- [What to do]: Go through the listing and set it down exactly, leaving out its pictures.

━━━━━━━━━━━━━━━━━━━━

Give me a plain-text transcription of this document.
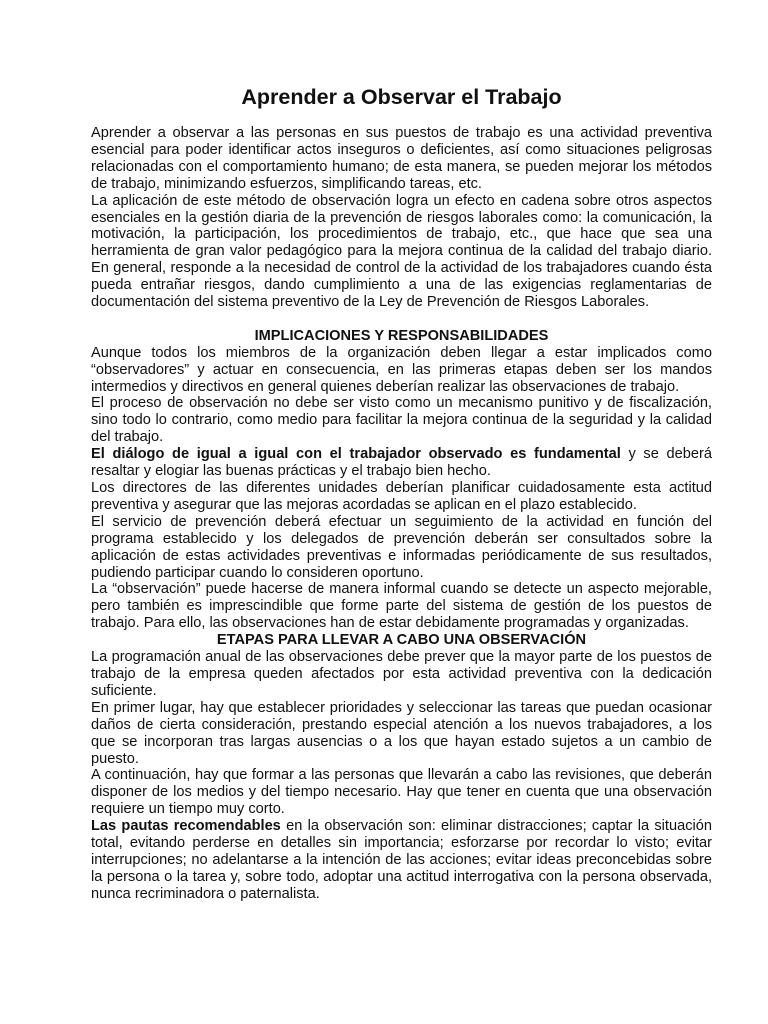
Aprender a Observar el Trabajo

Aprender a observar a las personas en sus puestos de trabajo es una actividad preventiva esencial para poder identificar actos inseguros o deficientes, así como situaciones peligrosas relacionadas con el comportamiento humano; de esta manera, se pueden mejorar los métodos de trabajo, minimizando esfuerzos, simplificando tareas, etc.

La aplicación de este método de observación logra un efecto en cadena sobre otros aspectos esenciales en la gestión diaria de la prevención de riesgos laborales como: la comunicación, la motivación, la participación, los procedimientos de trabajo, etc., que hace que sea una herramienta de gran valor pedagógico para la mejora continua de la calidad del trabajo diario. En general, responde a la necesidad de control de la actividad de los trabajadores cuando ésta pueda entrañar riesgos, dando cumplimiento a una de las exigencias reglamentarias de documentación del sistema preventivo de la Ley de Prevención de Riesgos Laborales.

IMPLICACIONES Y RESPONSABILIDADES

Aunque todos los miembros de la organización deben llegar a estar implicados como “observadores” y actuar en consecuencia, en las primeras etapas deben ser los mandos intermedios y directivos en general quienes deberían realizar las observaciones de trabajo.

El proceso de observación no debe ser visto como un mecanismo punitivo y de fiscalización, sino todo lo contrario, como medio para facilitar la mejora continua de la seguridad y la calidad del trabajo.

El diálogo de igual a igual con el trabajador observado es fundamental y se deberá resaltar y elogiar las buenas prácticas y el trabajo bien hecho.

Los directores de las diferentes unidades deberían planificar cuidadosamente esta actitud preventiva y asegurar que las mejoras acordadas se aplican en el plazo establecido.

El servicio de prevención deberá efectuar un seguimiento de la actividad en función del programa establecido y los delegados de prevención deberán ser consultados sobre la aplicación de estas actividades preventivas e informadas periódicamente de sus resultados, pudiendo participar cuando lo consideren oportuno.

La “observación” puede hacerse de manera informal cuando se detecte un aspecto mejorable, pero también es imprescindible que forme parte del sistema de gestión de los puestos de trabajo. Para ello, las observaciones han de estar debidamente programadas y organizadas.

ETAPAS PARA LLEVAR A CABO UNA OBSERVACIÓN

La programación anual de las observaciones debe prever que la mayor parte de los puestos de trabajo de la empresa queden afectados por esta actividad preventiva con la dedicación suficiente.

En primer lugar, hay que establecer prioridades y seleccionar las tareas que puedan ocasionar daños de cierta consideración, prestando especial atención a los nuevos trabajadores, a los que se incorporan tras largas ausencias o a los que hayan estado sujetos a un cambio de puesto.

A continuación, hay que formar a las personas que llevarán a cabo las revisiones, que deberán disponer de los medios y del tiempo necesario. Hay que tener en cuenta que una observación requiere un tiempo muy corto.

Las pautas recomendables en la observación son: eliminar distracciones; captar la situación total, evitando perderse en detalles sin importancia; esforzarse por recordar lo visto; evitar interrupciones; no adelantarse a la intención de las acciones; evitar ideas preconcebidas sobre la persona o la tarea y, sobre todo, adoptar una actitud interrogativa con la persona observada, nunca recriminadora o paternalista.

━━━━━━━━━━━━━━━━━━━━

- [Task solution]:
Give me a plain-text transcription of this document.
Aprender a Observar el Trabajo

Aprender a observar a las personas en sus puestos de trabajo es una actividad preventiva esencial para poder identificar actos inseguros o deficientes, así como situaciones peligrosas relacionadas con el comportamiento humano; de esta manera, se pueden mejorar los métodos de trabajo, minimizando esfuerzos, simplificando tareas, etc.

La aplicación de este método de observación logra un efecto en cadena sobre otros aspectos esenciales en la gestión diaria de la prevención de riesgos laborales como: la comunicación, la motivación, la participación, los procedimientos de trabajo, etc., que hace que sea una herramienta de gran valor pedagógico para la mejora continua de la calidad del trabajo diario. En general, responde a la necesidad de control de la actividad de los trabajadores cuando ésta pueda entrañar riesgos, dando cumplimiento a una de las exigencias reglamentarias de documentación del sistema preventivo de la Ley de Prevención de Riesgos Laborales.

IMPLICACIONES Y RESPONSABILIDADES

Aunque todos los miembros de la organización deben llegar a estar implicados como “observadores” y actuar en consecuencia, en las primeras etapas deben ser los mandos intermedios y directivos en general quienes deberían realizar las observaciones de trabajo.

El proceso de observación no debe ser visto como un mecanismo punitivo y de fiscalización, sino todo lo contrario, como medio para facilitar la mejora continua de la seguridad y la calidad del trabajo.

El diálogo de igual a igual con el trabajador observado es fundamental y se deberá resaltar y elogiar las buenas prácticas y el trabajo bien hecho.

Los directores de las diferentes unidades deberían planificar cuidadosamente esta actitud preventiva y asegurar que las mejoras acordadas se aplican en el plazo establecido.

El servicio de prevención deberá efectuar un seguimiento de la actividad en función del programa establecido y los delegados de prevención deberán ser consultados sobre la aplicación de estas actividades preventivas e informadas periódicamente de sus resultados, pudiendo participar cuando lo consideren oportuno.

La “observación” puede hacerse de manera informal cuando se detecte un aspecto mejorable, pero también es imprescindible que forme parte del sistema de gestión de los puestos de trabajo. Para ello, las observaciones han de estar debidamente programadas y organizadas.

ETAPAS PARA LLEVAR A CABO UNA OBSERVACIÓN

La programación anual de las observaciones debe prever que la mayor parte de los puestos de trabajo de la empresa queden afectados por esta actividad preventiva con la dedicación suficiente.

En primer lugar, hay que establecer prioridades y seleccionar las tareas que puedan ocasionar daños de cierta consideración, prestando especial atención a los nuevos trabajadores, a los que se incorporan tras largas ausencias o a los que hayan estado sujetos a un cambio de puesto.

A continuación, hay que formar a las personas que llevarán a cabo las revisiones, que deberán disponer de los medios y del tiempo necesario. Hay que tener en cuenta que una observación requiere un tiempo muy corto.

Las pautas recomendables en la observación son: eliminar distracciones; captar la situación total, evitando perderse en detalles sin importancia; esforzarse por recordar lo visto; evitar interrupciones; no adelantarse a la intención de las acciones; evitar ideas preconcebidas sobre la persona o la tarea y, sobre todo, adoptar una actitud interrogativa con la persona observada, nunca recriminadora o paternalista.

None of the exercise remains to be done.